■ Required task:
In the entries below, find every line holding the string "dolores" and collect it.
────────────────────
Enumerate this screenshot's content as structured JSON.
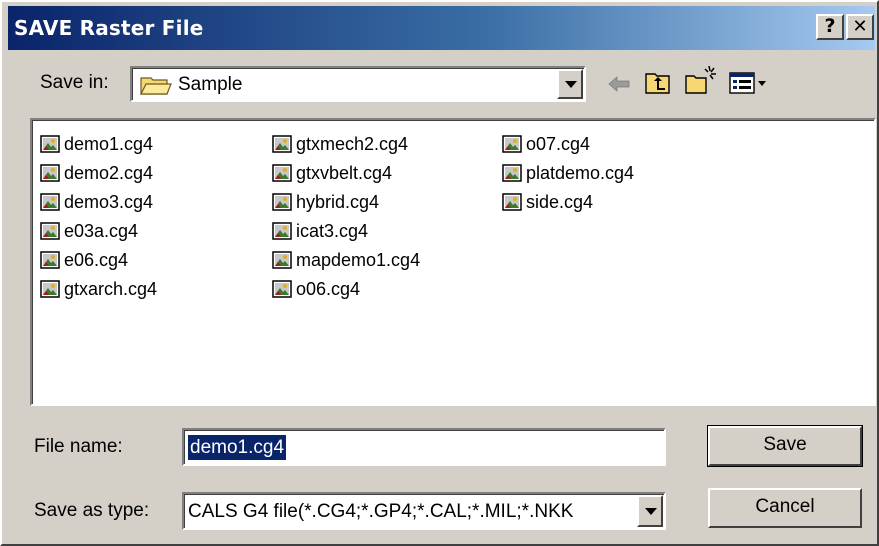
{
  "window": {
    "title": "SAVE Raster File",
    "help_label": "?",
    "close_label": "✕"
  },
  "save_in": {
    "label": "Save in:",
    "value": "Sample"
  },
  "toolbar": {
    "icons": [
      "back-arrow-icon",
      "up-folder-icon",
      "new-folder-icon",
      "view-menu-icon"
    ]
  },
  "files": {
    "columns": [
      [
        "demo1.cg4",
        "demo2.cg4",
        "demo3.cg4",
        "e03a.cg4",
        "e06.cg4",
        "gtxarch.cg4"
      ],
      [
        "gtxmech2.cg4",
        "gtxvbelt.cg4",
        "hybrid.cg4",
        "icat3.cg4",
        "mapdemo1.cg4",
        "o06.cg4"
      ],
      [
        "o07.cg4",
        "platdemo.cg4",
        "side.cg4"
      ]
    ]
  },
  "file_name": {
    "label": "File name:",
    "value": "demo1.cg4"
  },
  "save_as_type": {
    "label": "Save as type:",
    "value": "CALS G4 file(*.CG4;*.GP4;*.CAL;*.MIL;*.NKK"
  },
  "buttons": {
    "save": "Save",
    "cancel": "Cancel"
  },
  "colors": {
    "title_start": "#0a246a",
    "title_end": "#a6caf0",
    "face": "#d4d0c8",
    "selection": "#0a246a"
  }
}
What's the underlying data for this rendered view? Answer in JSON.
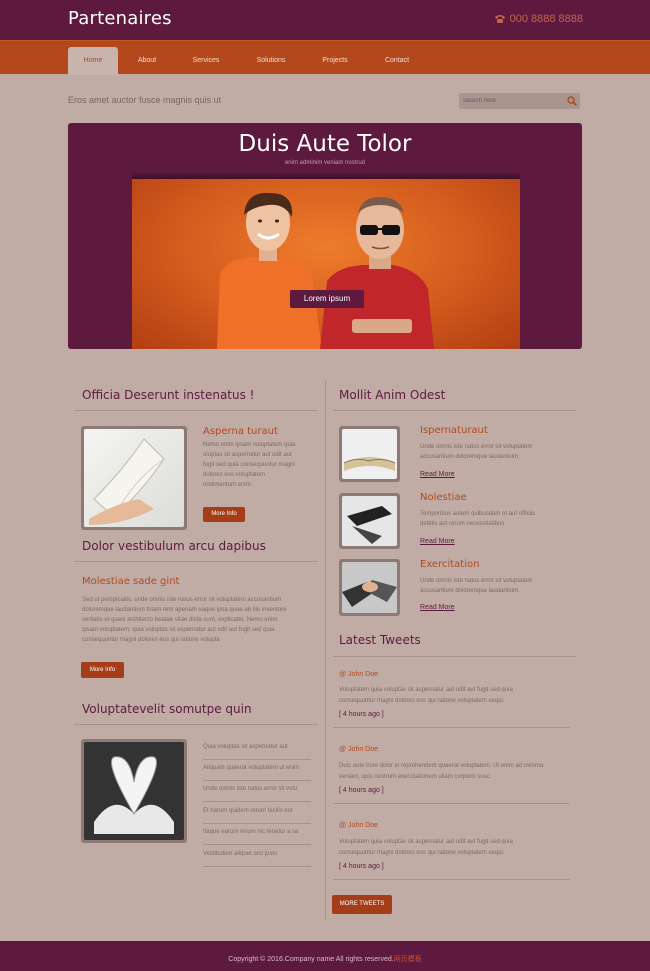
{
  "header": {
    "logo": "Partenaires",
    "phone": "000 8888 8888"
  },
  "nav": [
    {
      "label": "Home",
      "active": true
    },
    {
      "label": "About"
    },
    {
      "label": "Services"
    },
    {
      "label": "Solutions"
    },
    {
      "label": "Projects"
    },
    {
      "label": "Contact"
    }
  ],
  "tagline": "Eros amet auctor fusce magnis quis ut",
  "search": {
    "placeholder": "Search here"
  },
  "hero": {
    "title": "Duis Aute Tolor",
    "subtitle": "enim adminim veniam nostrud",
    "button": "Lorem ipsum"
  },
  "left": {
    "section1": {
      "title": "Officia Deserunt instenatus !",
      "item_title": "Asperna turaut",
      "item_text": [
        "Nemo enim ipsam voluptatem quia",
        "oluptas sit aspernatur aut odit aut",
        "fugit sed quia consequuntur magni",
        "dolores eos voluptatem",
        "ondimentum enim ."
      ],
      "button": "More Info"
    },
    "section2": {
      "title": "Dolor vestibulum arcu dapibus",
      "item_title": "Molestiae sade gint",
      "item_text": [
        "Sed ut perspiciatis, unde omnis iste natus error sit voluptatem accusantium",
        "doloremque laudantium totam rem aperiam eaque ipsa quae ab illo inventore",
        "veritatis et quasi architecto beatae vitae dicta sunt, explicabo. Nemo enim",
        "ipsam voluptatem, quia voluptas sit aspernatur aut odit aut fugit sed quia",
        "consequuntur magni dolores eos qui ratione volupta"
      ],
      "button": "More Info"
    },
    "section3": {
      "title": "Voluptatevelit somutpe quin",
      "list": [
        "Quia voluptas sit aspernatur aut",
        "Aliquam quaerat voluptatem ut enim",
        "Unde omnis iste natus error sit volu",
        "Et harum quidem rerum facilis est",
        "Itaque earum rerum hic tenetur a sa",
        "Vestibulum aliquet orci justo"
      ]
    }
  },
  "right": {
    "section1": {
      "title": "Mollit Anim Odest",
      "items": [
        {
          "title": "Ispernaturaut",
          "text": [
            "Unde omnis iste natus error sit voluptatem",
            "accusantium doloremque laudantium."
          ],
          "link": "Read More"
        },
        {
          "title": "Nolestiae",
          "text": [
            "Temporibus autem quibusdam et aut officiis",
            "debitis aut rerum necessitatibus"
          ],
          "link": "Read More"
        },
        {
          "title": "Exercitation",
          "text": [
            "Unde omnis iste natus error sit voluptatem",
            "accusantium doloremque laudantium."
          ],
          "link": "Read More"
        }
      ]
    },
    "tweets": {
      "title": "Latest Tweets",
      "items": [
        {
          "name": "@ John Doe",
          "text": [
            "Voluptatem quia voluptas sit aspernatur aut odit aut fugit sed quia",
            "consequuntur magni dolores eos qui ratione voluptatem sequi."
          ],
          "time": "[ 4 hours ago ]"
        },
        {
          "name": "@ John Doe",
          "text": [
            "Duis aute irure dolor in reprehenderit quaerat voluptatem. Ut enim ad minima",
            "veniam, quis nostrum exercitationem ullam corporis susc."
          ],
          "time": "[ 4 hours ago ]"
        },
        {
          "name": "@ John Doe",
          "text": [
            "Voluptatem quia voluptas sit aspernatur aut odit aut fugit sed quia",
            "consequuntur magni dolores eos qui ratione voluptatem sequi."
          ],
          "time": "[ 4 hours ago ]"
        }
      ],
      "button": "MORE TWEETS"
    }
  },
  "footer": {
    "text": "Copyright © 2016.Company name All rights reserved.",
    "link": "网页模板"
  }
}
────────────────────
■ Solved exercise:
        "dolores eos voluptatem",
        "consequuntur magni dolores eos qui ratione volupta"
            "consequuntur magni dolores eos qui ratione voluptatem sequi."
            "consequuntur magni dolores eos qui ratione voluptatem sequi."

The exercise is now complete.